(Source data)
● ● ●

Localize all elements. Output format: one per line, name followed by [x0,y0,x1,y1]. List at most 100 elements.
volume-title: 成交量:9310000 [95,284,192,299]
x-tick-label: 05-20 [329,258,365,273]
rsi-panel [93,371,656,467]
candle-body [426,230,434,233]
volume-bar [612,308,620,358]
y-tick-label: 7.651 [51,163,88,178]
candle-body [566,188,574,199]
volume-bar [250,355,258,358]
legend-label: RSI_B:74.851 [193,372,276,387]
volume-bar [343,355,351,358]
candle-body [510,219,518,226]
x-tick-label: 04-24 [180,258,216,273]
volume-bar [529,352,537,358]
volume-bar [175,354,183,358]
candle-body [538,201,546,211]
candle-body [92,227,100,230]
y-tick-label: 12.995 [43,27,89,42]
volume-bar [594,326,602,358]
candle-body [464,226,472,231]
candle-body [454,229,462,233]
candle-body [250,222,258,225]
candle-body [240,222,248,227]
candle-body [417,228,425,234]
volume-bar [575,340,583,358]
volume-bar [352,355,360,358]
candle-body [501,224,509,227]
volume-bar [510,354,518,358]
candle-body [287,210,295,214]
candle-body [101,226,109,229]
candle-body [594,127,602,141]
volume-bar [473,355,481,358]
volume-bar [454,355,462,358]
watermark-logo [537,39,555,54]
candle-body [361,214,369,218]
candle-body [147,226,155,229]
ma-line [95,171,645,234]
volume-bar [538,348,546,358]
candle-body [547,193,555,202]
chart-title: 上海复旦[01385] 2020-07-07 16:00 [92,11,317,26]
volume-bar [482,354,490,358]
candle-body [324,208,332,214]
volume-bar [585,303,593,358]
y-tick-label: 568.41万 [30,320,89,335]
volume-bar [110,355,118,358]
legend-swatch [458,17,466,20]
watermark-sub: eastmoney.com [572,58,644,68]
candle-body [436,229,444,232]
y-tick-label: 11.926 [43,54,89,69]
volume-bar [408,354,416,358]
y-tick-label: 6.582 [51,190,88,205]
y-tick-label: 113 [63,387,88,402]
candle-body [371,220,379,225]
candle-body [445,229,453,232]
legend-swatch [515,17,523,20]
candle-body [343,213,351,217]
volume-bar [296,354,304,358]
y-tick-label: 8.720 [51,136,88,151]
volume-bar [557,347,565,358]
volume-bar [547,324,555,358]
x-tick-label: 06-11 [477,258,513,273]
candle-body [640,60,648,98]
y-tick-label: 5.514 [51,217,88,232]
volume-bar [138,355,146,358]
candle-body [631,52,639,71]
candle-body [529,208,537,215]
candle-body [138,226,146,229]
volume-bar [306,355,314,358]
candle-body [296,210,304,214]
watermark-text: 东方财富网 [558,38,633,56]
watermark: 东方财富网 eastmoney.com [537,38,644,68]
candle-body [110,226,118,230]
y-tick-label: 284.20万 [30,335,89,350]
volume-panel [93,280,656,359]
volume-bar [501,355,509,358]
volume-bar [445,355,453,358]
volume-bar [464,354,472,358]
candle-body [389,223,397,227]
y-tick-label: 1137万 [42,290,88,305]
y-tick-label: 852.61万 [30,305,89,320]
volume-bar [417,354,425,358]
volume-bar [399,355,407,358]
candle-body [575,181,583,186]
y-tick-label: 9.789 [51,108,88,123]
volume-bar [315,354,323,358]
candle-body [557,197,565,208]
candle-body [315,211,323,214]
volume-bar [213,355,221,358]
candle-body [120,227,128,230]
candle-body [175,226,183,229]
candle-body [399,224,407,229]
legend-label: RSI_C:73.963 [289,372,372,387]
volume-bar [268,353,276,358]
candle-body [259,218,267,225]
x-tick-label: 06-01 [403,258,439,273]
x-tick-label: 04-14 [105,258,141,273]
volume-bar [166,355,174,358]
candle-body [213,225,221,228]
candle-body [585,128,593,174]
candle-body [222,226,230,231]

● ● ●

Could you rewrite the entries above, swapping every "volume-bar" for "volume-column" and leaving everything else unchanged?

Localize all elements. Output format: one per line, name followed by [x0,y0,x1,y1]. List at most 100 elements.
volume-title: 成交量:9310000 [95,284,192,299]
x-tick-label: 05-20 [329,258,365,273]
rsi-panel [93,371,656,467]
candle-body [426,230,434,233]
volume-column [612,308,620,358]
y-tick-label: 7.651 [51,163,88,178]
candle-body [566,188,574,199]
volume-column [250,355,258,358]
legend-label: RSI_B:74.851 [193,372,276,387]
volume-column [343,355,351,358]
candle-body [510,219,518,226]
x-tick-label: 04-24 [180,258,216,273]
volume-column [529,352,537,358]
volume-column [175,354,183,358]
candle-body [538,201,546,211]
candle-body [92,227,100,230]
y-tick-label: 12.995 [43,27,89,42]
volume-column [594,326,602,358]
candle-body [464,226,472,231]
candle-body [454,229,462,233]
candle-body [250,222,258,225]
candle-body [240,222,248,227]
candle-body [417,228,425,234]
volume-column [575,340,583,358]
volume-column [352,355,360,358]
candle-body [501,224,509,227]
volume-column [510,354,518,358]
candle-body [287,210,295,214]
candle-body [101,226,109,229]
candle-body [594,127,602,141]
volume-column [473,355,481,358]
volume-column [454,355,462,358]
watermark-logo [537,39,555,54]
candle-body [361,214,369,218]
candle-body [147,226,155,229]
ma-line [95,171,645,234]
volume-column [538,348,546,358]
candle-body [547,193,555,202]
chart-title: 上海复旦[01385] 2020-07-07 16:00 [92,11,317,26]
volume-column [482,354,490,358]
candle-body [324,208,332,214]
volume-column [585,303,593,358]
y-tick-label: 568.41万 [30,320,89,335]
volume-column [110,355,118,358]
legend-swatch [458,17,466,20]
watermark-sub: eastmoney.com [572,58,644,68]
candle-body [436,229,444,232]
y-tick-label: 11.926 [43,54,89,69]
volume-column [408,354,416,358]
y-tick-label: 6.582 [51,190,88,205]
y-tick-label: 113 [63,387,88,402]
candle-body [371,220,379,225]
candle-body [445,229,453,232]
legend-swatch [515,17,523,20]
candle-body [343,213,351,217]
volume-column [296,354,304,358]
y-tick-label: 8.720 [51,136,88,151]
volume-column [557,347,565,358]
volume-column [547,324,555,358]
x-tick-label: 06-11 [477,258,513,273]
candle-body [640,60,648,98]
y-tick-label: 5.514 [51,217,88,232]
volume-column [138,355,146,358]
candle-body [631,52,639,71]
candle-body [529,208,537,215]
candle-body [138,226,146,229]
volume-column [306,355,314,358]
candle-body [296,210,304,214]
watermark-text: 东方财富网 [558,38,633,56]
watermark: 东方财富网 eastmoney.com [537,38,644,68]
candle-body [110,226,118,230]
y-tick-label: 284.20万 [30,335,89,350]
volume-panel [93,280,656,359]
volume-column [501,355,509,358]
volume-column [445,355,453,358]
volume-column [464,354,472,358]
candle-body [389,223,397,227]
y-tick-label: 1137万 [42,290,88,305]
y-tick-label: 852.61万 [30,305,89,320]
volume-column [417,354,425,358]
volume-column [399,355,407,358]
candle-body [575,181,583,186]
y-tick-label: 9.789 [51,108,88,123]
volume-column [315,354,323,358]
candle-body [557,197,565,208]
candle-body [315,211,323,214]
volume-column [213,355,221,358]
candle-body [120,227,128,230]
candle-body [175,226,183,229]
candle-body [399,224,407,229]
legend-label: RSI_C:73.963 [289,372,372,387]
volume-column [268,353,276,358]
candle-body [259,218,267,225]
x-tick-label: 06-01 [403,258,439,273]
x-tick-label: 04-14 [105,258,141,273]
volume-column [166,355,174,358]
candle-body [213,225,221,228]
candle-body [585,128,593,174]
candle-body [222,226,230,231]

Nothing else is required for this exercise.